<<<<

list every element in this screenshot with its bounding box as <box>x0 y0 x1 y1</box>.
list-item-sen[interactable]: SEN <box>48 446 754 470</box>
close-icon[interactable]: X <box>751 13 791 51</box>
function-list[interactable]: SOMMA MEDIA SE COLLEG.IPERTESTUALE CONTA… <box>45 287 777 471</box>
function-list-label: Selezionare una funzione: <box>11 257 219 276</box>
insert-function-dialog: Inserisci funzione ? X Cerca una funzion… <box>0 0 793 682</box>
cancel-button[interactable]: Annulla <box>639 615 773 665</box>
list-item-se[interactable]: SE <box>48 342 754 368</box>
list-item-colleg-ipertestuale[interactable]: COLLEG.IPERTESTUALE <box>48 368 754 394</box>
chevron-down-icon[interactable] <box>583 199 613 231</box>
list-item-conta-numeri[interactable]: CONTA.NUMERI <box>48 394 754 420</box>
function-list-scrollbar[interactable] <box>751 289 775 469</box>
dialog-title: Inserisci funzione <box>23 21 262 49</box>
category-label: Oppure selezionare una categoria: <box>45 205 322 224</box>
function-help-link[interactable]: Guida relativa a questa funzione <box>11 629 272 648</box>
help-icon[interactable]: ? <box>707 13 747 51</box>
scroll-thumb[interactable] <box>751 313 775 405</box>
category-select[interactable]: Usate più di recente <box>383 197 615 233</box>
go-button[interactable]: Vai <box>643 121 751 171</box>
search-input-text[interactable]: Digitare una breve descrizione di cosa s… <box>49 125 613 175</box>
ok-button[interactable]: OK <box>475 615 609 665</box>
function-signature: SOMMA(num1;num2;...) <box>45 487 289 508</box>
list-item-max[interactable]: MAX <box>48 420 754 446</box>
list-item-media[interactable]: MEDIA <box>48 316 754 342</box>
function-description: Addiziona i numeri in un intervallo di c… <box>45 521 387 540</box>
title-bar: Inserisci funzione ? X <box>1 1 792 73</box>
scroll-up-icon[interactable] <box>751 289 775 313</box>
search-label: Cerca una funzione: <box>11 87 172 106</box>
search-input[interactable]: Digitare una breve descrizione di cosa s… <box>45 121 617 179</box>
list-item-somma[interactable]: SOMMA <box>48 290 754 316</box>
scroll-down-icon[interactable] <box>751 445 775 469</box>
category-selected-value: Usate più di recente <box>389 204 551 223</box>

>>>>
<<<<

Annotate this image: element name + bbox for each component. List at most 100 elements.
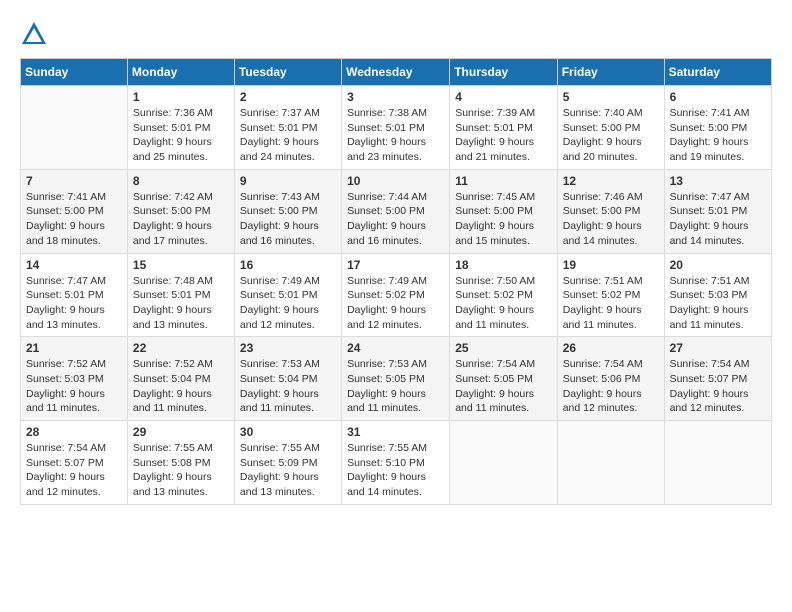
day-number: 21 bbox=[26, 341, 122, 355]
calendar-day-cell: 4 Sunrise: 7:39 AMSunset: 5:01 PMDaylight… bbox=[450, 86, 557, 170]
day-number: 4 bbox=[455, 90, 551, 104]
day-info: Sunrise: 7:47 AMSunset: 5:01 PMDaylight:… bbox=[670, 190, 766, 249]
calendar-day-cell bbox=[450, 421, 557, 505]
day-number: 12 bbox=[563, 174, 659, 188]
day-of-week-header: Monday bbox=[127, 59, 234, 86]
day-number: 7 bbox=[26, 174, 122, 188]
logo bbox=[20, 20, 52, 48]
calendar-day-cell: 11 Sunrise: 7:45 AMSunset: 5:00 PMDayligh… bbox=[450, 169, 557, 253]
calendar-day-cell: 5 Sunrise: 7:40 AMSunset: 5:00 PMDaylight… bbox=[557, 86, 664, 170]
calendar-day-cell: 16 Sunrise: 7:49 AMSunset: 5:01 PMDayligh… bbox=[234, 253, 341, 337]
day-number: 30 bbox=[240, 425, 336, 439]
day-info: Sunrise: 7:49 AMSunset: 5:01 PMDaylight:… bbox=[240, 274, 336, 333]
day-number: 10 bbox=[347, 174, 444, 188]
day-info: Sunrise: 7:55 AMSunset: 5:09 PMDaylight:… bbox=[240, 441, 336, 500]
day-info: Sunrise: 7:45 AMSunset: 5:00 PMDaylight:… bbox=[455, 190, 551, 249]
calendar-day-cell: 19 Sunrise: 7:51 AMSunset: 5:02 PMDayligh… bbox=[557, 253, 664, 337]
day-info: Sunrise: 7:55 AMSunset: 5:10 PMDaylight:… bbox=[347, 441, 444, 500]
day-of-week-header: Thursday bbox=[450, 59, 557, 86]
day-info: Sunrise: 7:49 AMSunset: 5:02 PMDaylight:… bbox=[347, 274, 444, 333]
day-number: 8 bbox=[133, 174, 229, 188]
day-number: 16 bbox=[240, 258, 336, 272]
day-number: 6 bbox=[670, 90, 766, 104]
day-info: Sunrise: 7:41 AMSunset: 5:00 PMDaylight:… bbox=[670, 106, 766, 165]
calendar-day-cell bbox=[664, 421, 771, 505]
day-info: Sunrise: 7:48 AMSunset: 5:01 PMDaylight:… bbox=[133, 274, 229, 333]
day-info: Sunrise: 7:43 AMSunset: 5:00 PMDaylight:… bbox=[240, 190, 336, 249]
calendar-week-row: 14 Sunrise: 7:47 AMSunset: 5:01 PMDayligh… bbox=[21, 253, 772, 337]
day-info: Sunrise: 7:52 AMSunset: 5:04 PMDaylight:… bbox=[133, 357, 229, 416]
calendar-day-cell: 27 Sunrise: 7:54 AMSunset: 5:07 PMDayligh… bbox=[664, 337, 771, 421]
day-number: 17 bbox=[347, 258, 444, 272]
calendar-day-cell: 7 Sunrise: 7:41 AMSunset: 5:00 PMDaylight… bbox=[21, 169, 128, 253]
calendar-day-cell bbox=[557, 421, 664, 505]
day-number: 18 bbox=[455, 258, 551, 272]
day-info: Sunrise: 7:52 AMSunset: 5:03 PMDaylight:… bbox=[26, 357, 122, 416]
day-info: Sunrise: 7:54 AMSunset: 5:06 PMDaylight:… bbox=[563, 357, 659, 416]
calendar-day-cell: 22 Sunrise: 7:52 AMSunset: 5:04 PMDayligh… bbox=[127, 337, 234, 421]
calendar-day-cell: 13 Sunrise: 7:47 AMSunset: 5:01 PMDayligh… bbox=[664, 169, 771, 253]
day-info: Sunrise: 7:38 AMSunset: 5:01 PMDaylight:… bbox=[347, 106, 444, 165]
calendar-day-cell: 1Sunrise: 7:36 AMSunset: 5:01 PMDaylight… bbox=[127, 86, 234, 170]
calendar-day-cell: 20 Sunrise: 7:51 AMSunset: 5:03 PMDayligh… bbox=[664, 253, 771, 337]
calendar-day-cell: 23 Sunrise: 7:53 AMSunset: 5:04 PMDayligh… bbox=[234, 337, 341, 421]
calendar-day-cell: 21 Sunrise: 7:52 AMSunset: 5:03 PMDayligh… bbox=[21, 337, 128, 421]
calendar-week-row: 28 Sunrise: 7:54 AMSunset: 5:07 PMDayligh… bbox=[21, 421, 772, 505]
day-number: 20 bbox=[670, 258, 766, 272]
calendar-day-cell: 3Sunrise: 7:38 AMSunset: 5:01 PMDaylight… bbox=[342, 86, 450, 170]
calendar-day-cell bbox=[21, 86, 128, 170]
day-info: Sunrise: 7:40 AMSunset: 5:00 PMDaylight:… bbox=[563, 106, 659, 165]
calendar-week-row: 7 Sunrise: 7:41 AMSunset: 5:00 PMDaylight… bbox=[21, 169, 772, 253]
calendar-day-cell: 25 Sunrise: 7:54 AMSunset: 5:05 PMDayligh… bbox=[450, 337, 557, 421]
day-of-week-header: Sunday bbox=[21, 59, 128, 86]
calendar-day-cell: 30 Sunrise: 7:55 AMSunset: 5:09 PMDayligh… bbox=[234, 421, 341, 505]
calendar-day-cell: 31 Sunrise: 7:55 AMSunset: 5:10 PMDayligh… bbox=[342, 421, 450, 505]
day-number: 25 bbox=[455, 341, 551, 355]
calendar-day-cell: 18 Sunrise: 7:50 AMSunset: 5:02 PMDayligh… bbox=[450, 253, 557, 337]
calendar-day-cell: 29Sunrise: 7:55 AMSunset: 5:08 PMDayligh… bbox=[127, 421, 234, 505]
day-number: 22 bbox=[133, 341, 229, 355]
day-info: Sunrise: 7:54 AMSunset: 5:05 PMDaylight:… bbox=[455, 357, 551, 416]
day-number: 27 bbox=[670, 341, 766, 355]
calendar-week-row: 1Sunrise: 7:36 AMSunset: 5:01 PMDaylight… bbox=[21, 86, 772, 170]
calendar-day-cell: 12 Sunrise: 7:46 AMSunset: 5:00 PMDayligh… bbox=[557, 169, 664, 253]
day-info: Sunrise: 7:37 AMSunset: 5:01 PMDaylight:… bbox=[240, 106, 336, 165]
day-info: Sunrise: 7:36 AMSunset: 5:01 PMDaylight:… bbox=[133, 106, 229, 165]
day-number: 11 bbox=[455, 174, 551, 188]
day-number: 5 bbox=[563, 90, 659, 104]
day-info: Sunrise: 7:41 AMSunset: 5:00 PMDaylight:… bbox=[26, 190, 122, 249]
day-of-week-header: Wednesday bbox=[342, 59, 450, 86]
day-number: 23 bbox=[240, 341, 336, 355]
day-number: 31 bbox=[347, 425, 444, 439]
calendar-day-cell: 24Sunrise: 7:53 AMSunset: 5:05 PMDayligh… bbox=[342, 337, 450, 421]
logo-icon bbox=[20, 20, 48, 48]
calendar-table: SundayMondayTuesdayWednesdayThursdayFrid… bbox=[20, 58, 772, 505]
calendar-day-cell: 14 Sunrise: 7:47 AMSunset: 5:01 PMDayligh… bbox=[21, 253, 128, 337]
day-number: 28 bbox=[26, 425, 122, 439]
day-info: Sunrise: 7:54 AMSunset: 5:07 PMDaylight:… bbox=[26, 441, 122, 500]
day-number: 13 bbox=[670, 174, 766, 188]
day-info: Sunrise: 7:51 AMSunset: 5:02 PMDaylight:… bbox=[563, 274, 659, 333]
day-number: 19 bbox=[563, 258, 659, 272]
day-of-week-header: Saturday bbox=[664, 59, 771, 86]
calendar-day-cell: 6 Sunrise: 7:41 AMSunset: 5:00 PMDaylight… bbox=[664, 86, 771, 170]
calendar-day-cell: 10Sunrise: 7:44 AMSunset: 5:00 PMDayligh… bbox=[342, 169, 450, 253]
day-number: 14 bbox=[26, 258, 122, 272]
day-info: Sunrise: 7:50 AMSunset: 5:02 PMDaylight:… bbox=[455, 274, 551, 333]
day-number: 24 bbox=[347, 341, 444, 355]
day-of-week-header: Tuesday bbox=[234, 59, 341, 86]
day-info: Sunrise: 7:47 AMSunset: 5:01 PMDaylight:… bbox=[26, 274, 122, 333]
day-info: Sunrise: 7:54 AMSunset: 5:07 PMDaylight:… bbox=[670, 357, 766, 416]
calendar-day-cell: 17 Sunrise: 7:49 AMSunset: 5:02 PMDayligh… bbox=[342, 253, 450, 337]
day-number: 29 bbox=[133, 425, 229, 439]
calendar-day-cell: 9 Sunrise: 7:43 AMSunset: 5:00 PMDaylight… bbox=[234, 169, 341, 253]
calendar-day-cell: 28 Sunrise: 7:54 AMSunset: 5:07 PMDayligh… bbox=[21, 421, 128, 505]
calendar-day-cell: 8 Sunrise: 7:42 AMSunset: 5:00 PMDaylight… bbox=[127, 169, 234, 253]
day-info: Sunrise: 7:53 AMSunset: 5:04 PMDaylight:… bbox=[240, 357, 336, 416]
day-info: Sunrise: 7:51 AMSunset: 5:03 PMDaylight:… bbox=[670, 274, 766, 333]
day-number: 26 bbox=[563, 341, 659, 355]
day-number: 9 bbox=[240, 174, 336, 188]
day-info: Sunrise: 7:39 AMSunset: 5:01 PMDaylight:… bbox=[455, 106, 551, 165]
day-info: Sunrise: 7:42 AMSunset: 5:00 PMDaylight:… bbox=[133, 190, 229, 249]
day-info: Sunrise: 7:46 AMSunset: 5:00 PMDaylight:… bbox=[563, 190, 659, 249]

>>>>

▸ **TASK INSTRUCTIONS**:
Reproduce word for word everything in the material from the line containing "list every element" down to the line containing "list-item-se[interactable]: SE <box>48", including both of those lines.

▸ **ANSWER FOR THE TASK**:
list every element in this screenshot with its bounding box as <box>x0 y0 x1 y1</box>.
list-item-sen[interactable]: SEN <box>48 446 754 470</box>
close-icon[interactable]: X <box>751 13 791 51</box>
function-list[interactable]: SOMMA MEDIA SE COLLEG.IPERTESTUALE CONTA… <box>45 287 777 471</box>
function-list-label: Selezionare una funzione: <box>11 257 219 276</box>
insert-function-dialog: Inserisci funzione ? X Cerca una funzion… <box>0 0 793 682</box>
cancel-button[interactable]: Annulla <box>639 615 773 665</box>
list-item-se[interactable]: SE <box>48 342 754 368</box>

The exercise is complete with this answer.